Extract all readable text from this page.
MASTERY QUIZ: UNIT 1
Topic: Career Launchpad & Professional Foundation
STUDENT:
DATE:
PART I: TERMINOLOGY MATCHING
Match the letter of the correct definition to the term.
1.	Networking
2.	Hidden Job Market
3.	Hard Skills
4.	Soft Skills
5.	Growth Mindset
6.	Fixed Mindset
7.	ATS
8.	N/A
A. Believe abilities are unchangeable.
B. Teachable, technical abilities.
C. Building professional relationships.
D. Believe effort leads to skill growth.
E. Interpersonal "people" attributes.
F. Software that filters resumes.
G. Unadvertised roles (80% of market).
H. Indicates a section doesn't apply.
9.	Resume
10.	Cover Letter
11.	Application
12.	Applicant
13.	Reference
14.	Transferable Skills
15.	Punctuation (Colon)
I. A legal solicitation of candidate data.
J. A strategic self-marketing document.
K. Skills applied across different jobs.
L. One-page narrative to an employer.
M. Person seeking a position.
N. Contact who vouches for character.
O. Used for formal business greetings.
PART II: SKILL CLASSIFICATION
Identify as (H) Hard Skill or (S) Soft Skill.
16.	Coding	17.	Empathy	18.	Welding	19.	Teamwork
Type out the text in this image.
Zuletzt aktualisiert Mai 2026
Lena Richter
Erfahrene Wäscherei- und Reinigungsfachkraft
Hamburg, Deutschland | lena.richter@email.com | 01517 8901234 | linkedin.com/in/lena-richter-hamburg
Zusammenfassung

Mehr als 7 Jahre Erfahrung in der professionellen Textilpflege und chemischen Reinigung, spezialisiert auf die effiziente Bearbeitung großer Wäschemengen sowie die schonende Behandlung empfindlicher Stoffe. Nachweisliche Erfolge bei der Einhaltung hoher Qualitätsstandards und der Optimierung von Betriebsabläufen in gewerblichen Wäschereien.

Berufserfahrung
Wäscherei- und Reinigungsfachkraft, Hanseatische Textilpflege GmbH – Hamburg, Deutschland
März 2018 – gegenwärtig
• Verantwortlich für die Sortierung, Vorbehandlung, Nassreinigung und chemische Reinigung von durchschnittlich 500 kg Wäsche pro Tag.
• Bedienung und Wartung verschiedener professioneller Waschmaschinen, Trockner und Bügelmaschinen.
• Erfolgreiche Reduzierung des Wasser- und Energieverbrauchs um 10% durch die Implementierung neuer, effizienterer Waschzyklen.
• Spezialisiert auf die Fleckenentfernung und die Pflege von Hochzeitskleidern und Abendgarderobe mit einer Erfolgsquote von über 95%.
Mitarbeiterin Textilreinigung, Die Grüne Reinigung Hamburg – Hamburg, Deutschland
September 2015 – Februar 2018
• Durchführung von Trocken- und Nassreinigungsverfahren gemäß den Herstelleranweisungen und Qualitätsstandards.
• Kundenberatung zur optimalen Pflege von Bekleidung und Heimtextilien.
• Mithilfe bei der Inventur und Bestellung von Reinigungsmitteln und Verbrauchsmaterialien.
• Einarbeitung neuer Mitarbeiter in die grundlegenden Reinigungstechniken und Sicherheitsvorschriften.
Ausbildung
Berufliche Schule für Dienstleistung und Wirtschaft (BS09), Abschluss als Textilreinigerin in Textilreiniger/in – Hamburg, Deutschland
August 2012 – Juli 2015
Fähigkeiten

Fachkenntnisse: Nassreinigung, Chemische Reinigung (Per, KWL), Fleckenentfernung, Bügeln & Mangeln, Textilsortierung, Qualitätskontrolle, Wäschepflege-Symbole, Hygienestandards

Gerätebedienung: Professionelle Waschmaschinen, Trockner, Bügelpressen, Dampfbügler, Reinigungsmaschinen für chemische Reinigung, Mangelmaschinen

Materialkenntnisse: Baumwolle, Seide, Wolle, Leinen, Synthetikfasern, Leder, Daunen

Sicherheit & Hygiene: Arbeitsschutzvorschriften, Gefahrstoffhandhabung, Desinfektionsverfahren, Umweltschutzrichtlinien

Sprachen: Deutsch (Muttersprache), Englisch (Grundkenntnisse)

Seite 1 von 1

■ ■ ■

Copy each line of the records that contains the word "Deutschland".

Hamburg, Deutschland | lena.richter@email.com | 01517 8901234 | linkedin.com/in/lena-richter-hamburg
Wäscherei- und Reinigungsfachkraft, Hanseatische Textilpflege GmbH – Hamburg, Deutschland
Mitarbeiterin Textilreinigung, Die Grüne Reinigung Hamburg – Hamburg, Deutschland
Berufliche Schule für Dienstleistung und Wirtschaft (BS09), Abschluss als Textilreinigerin in Textilreiniger/in – Hamburg, Deutschland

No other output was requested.